Written problem: Gather up the lines that contain "place".

--- start of Data for this exercise ---

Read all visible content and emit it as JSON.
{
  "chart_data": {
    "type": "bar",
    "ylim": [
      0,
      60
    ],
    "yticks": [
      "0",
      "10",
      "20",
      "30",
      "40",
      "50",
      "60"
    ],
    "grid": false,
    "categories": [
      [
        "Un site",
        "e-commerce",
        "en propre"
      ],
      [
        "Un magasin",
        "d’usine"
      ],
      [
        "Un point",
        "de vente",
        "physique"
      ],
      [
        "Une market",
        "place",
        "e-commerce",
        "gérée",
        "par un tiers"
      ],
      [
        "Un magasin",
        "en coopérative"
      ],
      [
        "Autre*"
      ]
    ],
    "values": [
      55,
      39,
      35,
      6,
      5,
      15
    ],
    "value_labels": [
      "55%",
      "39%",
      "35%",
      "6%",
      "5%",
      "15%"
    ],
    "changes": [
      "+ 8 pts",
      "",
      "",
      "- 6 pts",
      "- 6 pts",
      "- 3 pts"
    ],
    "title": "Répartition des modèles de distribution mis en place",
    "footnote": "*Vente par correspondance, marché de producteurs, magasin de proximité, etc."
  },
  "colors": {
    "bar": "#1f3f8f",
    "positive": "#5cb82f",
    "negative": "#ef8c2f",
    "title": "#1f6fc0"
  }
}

--- end of Data for this exercise ---

Reply:
        "place",
    "title": "Répartition des modèles de distribution mis en place",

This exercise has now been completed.